• _Exercise goal_:
Rewrite the records below as a numbered list, starting at the line containing "student-chair: [182, 306, 228, 336]" and ending at the line containing "slide-subtitle-highlight2: 诗: [620, 232, 631, 245]", both included. Drop any blank lines and leave out everything outside that span.

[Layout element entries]
######

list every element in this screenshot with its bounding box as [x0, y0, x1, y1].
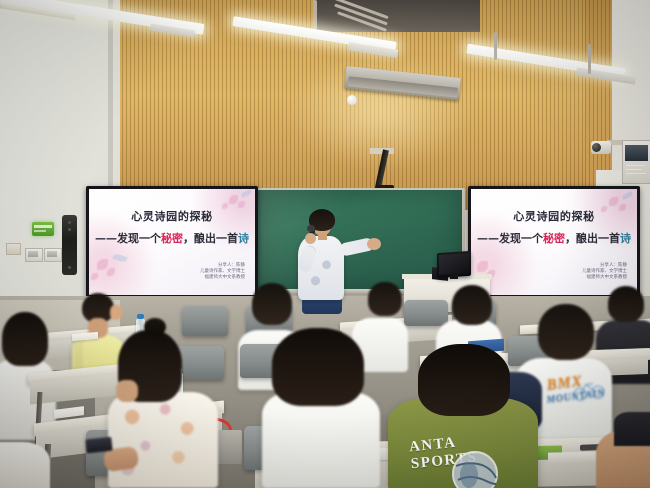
student-chair: [182, 306, 228, 336]
blossom-decor: [238, 201, 245, 208]
slide-credit-line3: 福建师大中文系教授: [582, 275, 627, 281]
slide-subtitle-highlight2: 诗: [238, 232, 249, 245]
slide-subtitle-highlight: 秘密: [161, 232, 183, 245]
student-hair: [2, 312, 48, 366]
student-torso: [262, 392, 380, 488]
wall-panel-line: [626, 165, 646, 166]
student-face: [110, 305, 122, 320]
student-hair: [368, 282, 402, 316]
wall-outlet: [6, 243, 21, 255]
student-shirt-foreground: [614, 412, 650, 446]
projection-screen-left: 心灵诗园的探秘 ——发现一个秘密，酿出一首诗 分享人：陈静 儿童诗作家、文学博士…: [89, 189, 255, 295]
exit-sign-text: [34, 230, 46, 232]
wall-panel-line: [626, 169, 642, 170]
leaf-decor: [112, 253, 127, 263]
projection-screen-left-frame: 心灵诗园的探秘 ——发现一个秘密，酿出一首诗 分享人：陈静 儿童诗作家、文学博士…: [86, 186, 258, 298]
monitor-screen: [439, 253, 469, 275]
student-hair: [538, 304, 594, 360]
bicycle-icon: [570, 376, 606, 402]
slide-credit: 分享人：陈静 儿童诗作家、文学博士 福建师大中文系教授: [200, 263, 245, 281]
slide-subtitle: ——发现一个秘密，酿出一首诗: [471, 230, 637, 246]
student-hair: [272, 328, 364, 406]
blossom-decor: [477, 261, 488, 272]
slide-subtitle-highlight2: 诗: [620, 232, 631, 245]
student-ear: [116, 380, 138, 402]
light-switch-rocker[interactable]: [28, 251, 38, 257]
blossom-decor: [97, 259, 108, 270]
slide-subtitle-mid: ，酿出一首: [183, 232, 238, 245]
speaker-indicator: [68, 228, 71, 231]
slide-credit-line3: 福建师大中文系教授: [200, 275, 245, 281]
speaker-indicator: [68, 266, 71, 269]
student-hair: [252, 283, 292, 325]
teacher-left-hand: [367, 238, 381, 250]
hair-clip: [144, 318, 166, 336]
blossom-decor: [91, 273, 98, 280]
conduit-drop: [313, 0, 317, 30]
bottle-cap: [137, 314, 144, 319]
wall-panel-screen: [625, 145, 648, 161]
wall-panel-line: [626, 173, 646, 174]
projection-screen-right-frame: 心灵诗园的探秘 ——发现一个秘密，酿出一首诗 分享人：陈静 儿童诗作家、文学博士…: [468, 186, 640, 298]
leaf-decor: [240, 189, 252, 198]
slide-content-left: 心灵诗园的探秘 ——发现一个秘密，酿出一首诗 分享人：陈静 儿童诗作家、文学博士…: [89, 189, 255, 295]
monitor-stand: [450, 274, 458, 279]
bmx-graphic: BMX MOUNTAIN: [546, 371, 604, 417]
smoke-detector: [347, 95, 357, 105]
student-hair: [608, 286, 644, 322]
teacher-right-hand: [305, 233, 316, 244]
slide-subtitle: ——发现一个秘密，酿出一首诗: [89, 230, 255, 246]
slide-subtitle-mid: ，酿出一首: [565, 232, 620, 245]
slide-subtitle-pre: ——发现一个: [477, 232, 543, 245]
light-switch-rocker[interactable]: [47, 251, 57, 257]
student-arm: [74, 338, 83, 372]
student-shoulder-foreground: [0, 442, 50, 488]
projection-screen-right: 心灵诗园的探秘 ——发现一个秘密，酿出一首诗 分享人：陈静 儿童诗作家、文学博士…: [471, 189, 637, 295]
light-hanger: [588, 44, 591, 74]
exit-sign-text: [34, 225, 52, 228]
slide-subtitle-highlight: 秘密: [543, 232, 565, 245]
phone[interactable]: [85, 437, 112, 454]
student-chair: [404, 300, 448, 326]
globe-icon: [446, 450, 504, 488]
slide-subtitle-pre: ——发现一个: [95, 232, 161, 245]
slide-title: 心灵诗园的探秘: [471, 208, 637, 224]
leaf-decor: [621, 191, 633, 200]
blossom-decor: [229, 195, 238, 204]
student-torso: [108, 392, 218, 488]
student-hair: [418, 344, 510, 416]
slide-credit: 分享人：陈静 儿童诗作家、文学博士 福建师大中文系教授: [582, 263, 627, 281]
blossom-decor: [609, 197, 618, 206]
light-hanger: [494, 32, 497, 60]
slide-content-right: 心灵诗园的探秘 ——发现一个秘密，酿出一首诗 分享人：陈静 儿童诗作家、文学博士…: [471, 189, 637, 295]
student-hair: [452, 285, 492, 325]
speaker-indicator: [68, 221, 71, 224]
camera-lens-icon: [592, 143, 601, 152]
microphone-head-icon: [307, 225, 315, 232]
blossom-decor: [107, 268, 115, 276]
classroom-photo: 心灵诗园的探秘 ——发现一个秘密，酿出一首诗 分享人：陈静 儿童诗作家、文学博士…: [0, 0, 650, 488]
slide-title: 心灵诗园的探秘: [89, 208, 255, 224]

######

• _Written solution_:
1. student-chair: [182, 306, 228, 336]
2. blossom-decor: [238, 201, 245, 208]
3. slide-credit-line3: 福建师大中文系教授: [582, 275, 627, 281]
4. slide-subtitle-highlight2: 诗: [238, 232, 249, 245]
5. slide-subtitle-highlight: 秘密: [161, 232, 183, 245]
6. student-hair: [2, 312, 48, 366]
7. student-torso: [262, 392, 380, 488]
8. wall-panel-line: [626, 165, 646, 166]
9. student-face: [110, 305, 122, 320]
10. student-hair: [368, 282, 402, 316]
11. wall-outlet: [6, 243, 21, 255]
12. student-shirt-foreground: [614, 412, 650, 446]
13. projection-screen-left: 心灵诗园的探秘 ——发现一个秘密，酿出一首诗 分享人：陈静 儿童诗作家、文学博士…: [89, 189, 255, 295]
14. exit-sign-text: [34, 230, 46, 232]
15. wall-panel-line: [626, 169, 642, 170]
16. leaf-decor: [112, 253, 127, 263]
17. projection-screen-left-frame: 心灵诗园的探秘 ——发现一个秘密，酿出一首诗 分享人：陈静 儿童诗作家、文学博士…: [86, 186, 258, 298]
18. monitor-screen: [439, 253, 469, 275]
19. student-hair: [538, 304, 594, 360]
20. bicycle-icon: [570, 376, 606, 402]
21. slide-credit: 分享人：陈静 儿童诗作家、文学博士 福建师大中文系教授: [200, 263, 245, 281]
22. slide-subtitle: ——发现一个秘密，酿出一首诗: [471, 230, 637, 246]
23. student-hair: [272, 328, 364, 406]
24. blossom-decor: [477, 261, 488, 272]
25. slide-subtitle-highlight2: 诗: [620, 232, 631, 245]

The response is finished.